→ Problem to work on: Give the material from its start through the line containing "In FIG. 4, the bale 21 is at (464, 293)." as a Markdown table with the columns Row and Line, one numbered row per line. Leave out blank lines and the pictures.

--- begin ---

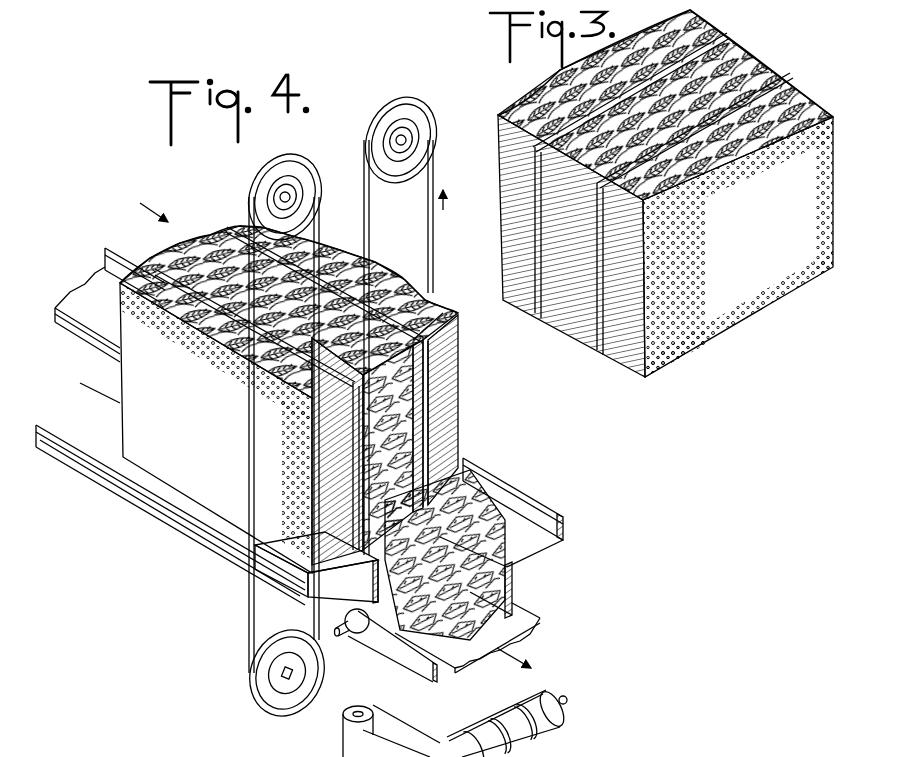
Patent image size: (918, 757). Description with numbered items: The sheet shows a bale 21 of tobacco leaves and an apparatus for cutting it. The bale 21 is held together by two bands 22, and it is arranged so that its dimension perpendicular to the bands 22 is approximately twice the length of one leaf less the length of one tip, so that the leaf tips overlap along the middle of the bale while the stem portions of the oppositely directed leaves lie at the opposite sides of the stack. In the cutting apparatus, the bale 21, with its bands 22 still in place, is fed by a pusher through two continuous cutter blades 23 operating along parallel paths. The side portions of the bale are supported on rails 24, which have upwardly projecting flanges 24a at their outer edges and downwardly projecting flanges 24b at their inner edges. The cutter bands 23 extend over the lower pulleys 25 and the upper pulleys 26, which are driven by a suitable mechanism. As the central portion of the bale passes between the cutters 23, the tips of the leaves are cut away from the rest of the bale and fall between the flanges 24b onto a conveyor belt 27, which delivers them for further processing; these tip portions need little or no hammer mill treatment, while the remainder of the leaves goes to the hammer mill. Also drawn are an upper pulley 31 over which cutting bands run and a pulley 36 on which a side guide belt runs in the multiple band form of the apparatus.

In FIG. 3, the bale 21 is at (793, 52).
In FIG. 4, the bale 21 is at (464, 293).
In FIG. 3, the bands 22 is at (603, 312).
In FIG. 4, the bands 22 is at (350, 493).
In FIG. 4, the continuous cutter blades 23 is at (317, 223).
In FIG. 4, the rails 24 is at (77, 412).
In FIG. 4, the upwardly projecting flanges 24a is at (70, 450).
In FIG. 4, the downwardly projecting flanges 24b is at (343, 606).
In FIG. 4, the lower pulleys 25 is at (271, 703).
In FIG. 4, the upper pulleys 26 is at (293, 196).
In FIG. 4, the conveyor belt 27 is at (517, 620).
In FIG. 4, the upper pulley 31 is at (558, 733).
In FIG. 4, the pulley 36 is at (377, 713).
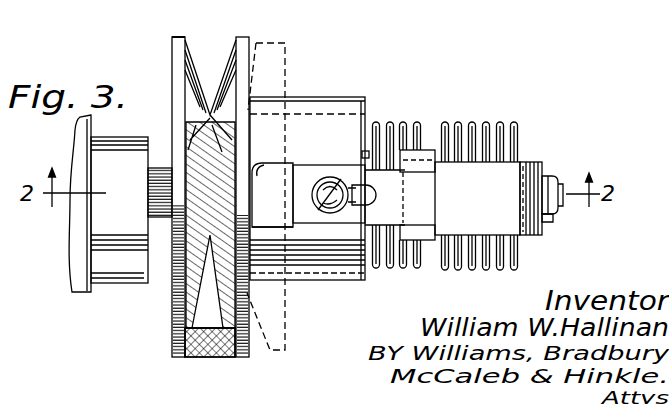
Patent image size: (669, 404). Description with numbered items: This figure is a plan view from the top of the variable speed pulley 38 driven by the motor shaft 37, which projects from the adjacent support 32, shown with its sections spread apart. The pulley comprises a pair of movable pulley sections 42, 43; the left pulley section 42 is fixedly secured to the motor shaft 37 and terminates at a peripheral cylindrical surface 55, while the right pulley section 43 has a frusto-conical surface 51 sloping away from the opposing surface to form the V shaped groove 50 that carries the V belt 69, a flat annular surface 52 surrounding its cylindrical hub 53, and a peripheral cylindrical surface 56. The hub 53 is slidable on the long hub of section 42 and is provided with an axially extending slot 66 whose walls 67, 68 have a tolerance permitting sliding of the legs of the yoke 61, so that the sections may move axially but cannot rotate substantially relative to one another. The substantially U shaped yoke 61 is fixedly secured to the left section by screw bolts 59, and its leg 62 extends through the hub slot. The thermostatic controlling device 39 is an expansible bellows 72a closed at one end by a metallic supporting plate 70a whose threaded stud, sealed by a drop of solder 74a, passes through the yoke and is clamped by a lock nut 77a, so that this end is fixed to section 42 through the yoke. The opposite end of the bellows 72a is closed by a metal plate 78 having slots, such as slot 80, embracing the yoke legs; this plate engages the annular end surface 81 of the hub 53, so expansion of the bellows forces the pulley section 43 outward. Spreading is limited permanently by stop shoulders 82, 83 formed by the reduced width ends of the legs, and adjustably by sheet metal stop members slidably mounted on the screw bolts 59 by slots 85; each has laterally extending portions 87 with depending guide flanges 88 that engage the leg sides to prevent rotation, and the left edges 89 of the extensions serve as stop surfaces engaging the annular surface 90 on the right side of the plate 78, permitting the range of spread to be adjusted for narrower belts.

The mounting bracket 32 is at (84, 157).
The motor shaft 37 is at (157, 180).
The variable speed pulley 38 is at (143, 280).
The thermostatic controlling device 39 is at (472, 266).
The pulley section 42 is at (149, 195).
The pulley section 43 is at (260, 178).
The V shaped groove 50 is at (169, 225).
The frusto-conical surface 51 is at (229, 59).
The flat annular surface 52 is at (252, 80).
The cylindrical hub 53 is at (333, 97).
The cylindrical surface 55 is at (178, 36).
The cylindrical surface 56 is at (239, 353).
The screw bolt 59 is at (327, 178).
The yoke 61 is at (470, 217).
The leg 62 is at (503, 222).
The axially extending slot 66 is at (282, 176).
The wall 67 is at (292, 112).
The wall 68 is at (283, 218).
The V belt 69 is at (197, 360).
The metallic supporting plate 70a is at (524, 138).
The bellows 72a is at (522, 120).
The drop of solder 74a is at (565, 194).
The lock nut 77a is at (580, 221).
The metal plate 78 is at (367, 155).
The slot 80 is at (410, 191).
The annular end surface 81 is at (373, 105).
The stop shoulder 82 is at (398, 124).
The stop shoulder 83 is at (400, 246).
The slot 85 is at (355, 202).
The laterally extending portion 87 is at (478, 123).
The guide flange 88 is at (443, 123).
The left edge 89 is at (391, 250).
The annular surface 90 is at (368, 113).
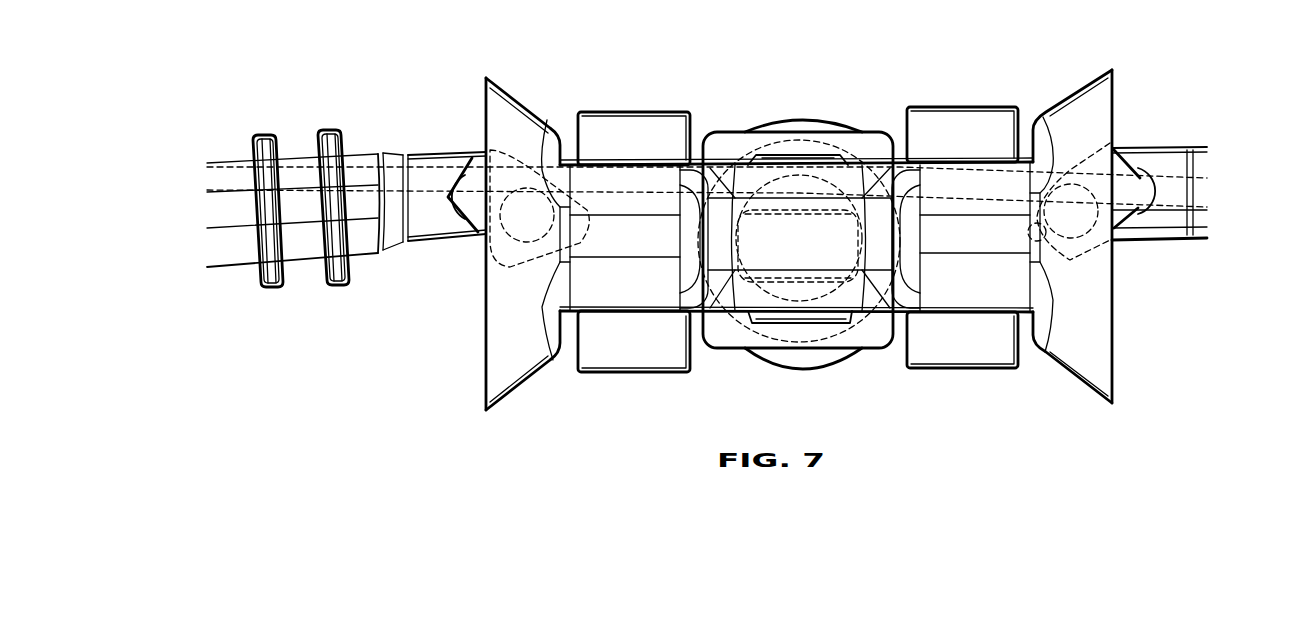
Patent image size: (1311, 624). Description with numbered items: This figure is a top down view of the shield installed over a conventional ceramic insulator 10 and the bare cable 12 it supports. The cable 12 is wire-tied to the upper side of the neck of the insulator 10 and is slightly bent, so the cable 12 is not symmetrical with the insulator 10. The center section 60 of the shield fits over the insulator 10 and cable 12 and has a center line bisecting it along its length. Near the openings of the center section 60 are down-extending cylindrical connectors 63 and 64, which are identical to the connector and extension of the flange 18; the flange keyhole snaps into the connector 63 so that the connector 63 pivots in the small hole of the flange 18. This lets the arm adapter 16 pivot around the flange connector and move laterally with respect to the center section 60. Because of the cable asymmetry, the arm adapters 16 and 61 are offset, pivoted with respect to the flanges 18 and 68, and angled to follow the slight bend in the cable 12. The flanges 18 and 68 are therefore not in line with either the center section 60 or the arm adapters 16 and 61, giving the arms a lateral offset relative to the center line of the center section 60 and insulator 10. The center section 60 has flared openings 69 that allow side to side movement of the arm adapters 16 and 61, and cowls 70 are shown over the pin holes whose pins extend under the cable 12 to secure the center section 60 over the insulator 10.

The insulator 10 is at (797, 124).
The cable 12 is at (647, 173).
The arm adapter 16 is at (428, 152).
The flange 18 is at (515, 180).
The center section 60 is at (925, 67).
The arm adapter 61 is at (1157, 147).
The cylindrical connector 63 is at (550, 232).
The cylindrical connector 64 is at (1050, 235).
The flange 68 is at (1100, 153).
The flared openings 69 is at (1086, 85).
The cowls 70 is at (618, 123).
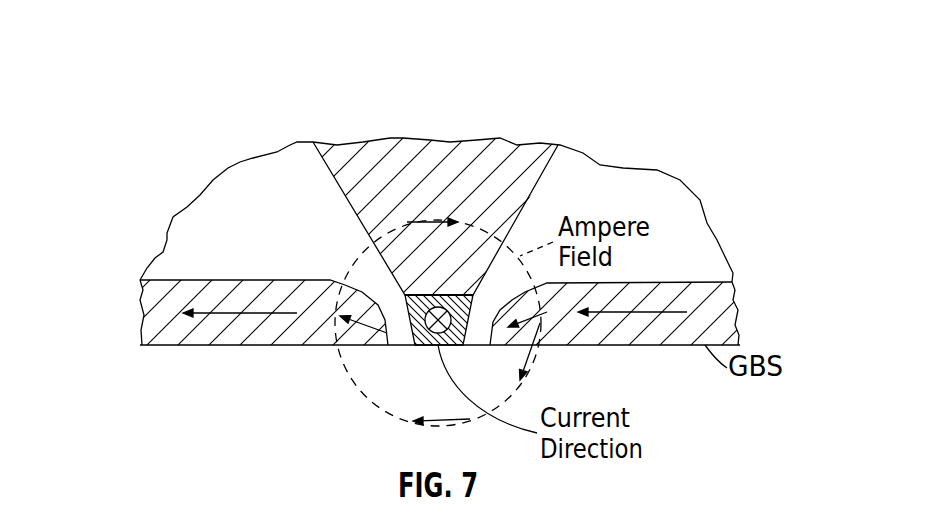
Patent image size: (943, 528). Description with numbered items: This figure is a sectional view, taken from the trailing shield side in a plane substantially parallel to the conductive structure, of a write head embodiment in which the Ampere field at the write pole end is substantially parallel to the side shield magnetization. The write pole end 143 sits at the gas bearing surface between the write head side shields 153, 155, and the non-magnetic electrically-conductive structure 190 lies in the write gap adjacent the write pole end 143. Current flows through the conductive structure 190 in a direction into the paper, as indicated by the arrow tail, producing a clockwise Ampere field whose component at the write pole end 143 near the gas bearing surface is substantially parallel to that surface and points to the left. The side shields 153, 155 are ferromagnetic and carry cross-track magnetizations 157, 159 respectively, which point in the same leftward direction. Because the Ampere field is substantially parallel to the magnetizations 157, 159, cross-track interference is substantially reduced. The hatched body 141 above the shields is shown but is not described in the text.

--- end ---

→ Written answer:
| Row | Line |
|---|---|
| 1 | Patent image size: (918, 757). Description with numbered items: The sheet shows a bale 21 of tobacco leaves and an apparatus for cutting it. The bale 21 is held together by two bands 22, and it is arranged so that its dimension perpendicular to the bands 22 is approximately twice the length of one leaf less the length of one tip, so that the leaf tips overlap along the middle of the bale while the stem portions of the oppositely directed leaves lie at the opposite sides of the stack. In the cutting apparatus, the bale 21, with its bands 22 still in place, is fed by a pusher through two continuous cutter blades 23 operating along parallel paths. The side portions of the bale are supported on rails 24, which have upwardly projecting flanges 24a at their outer edges and downwardly projecting flanges 24b at their inner edges. The cutter bands 23 extend over the lower pulleys 25 and the upper pulleys 26, which are driven by a suitable mechanism. As the central portion of the bale passes between the cutters 23, the tips of the leaves are cut away from the rest of the bale and fall between the flanges 24b onto a conveyor belt 27, which delivers them for further processing; these tip portions need little or no hammer mill treatment, while the remainder of the leaves goes to the hammer mill. Also drawn are an upper pulley 31 over which cutting bands run and a pulley 36 on which a side guide belt runs in the multiple band form of the apparatus. |
| 2 | In FIG. 3, the bale 21 is at (793, 52). |
| 3 | In FIG. 4, the bale 21 is at (464, 293). |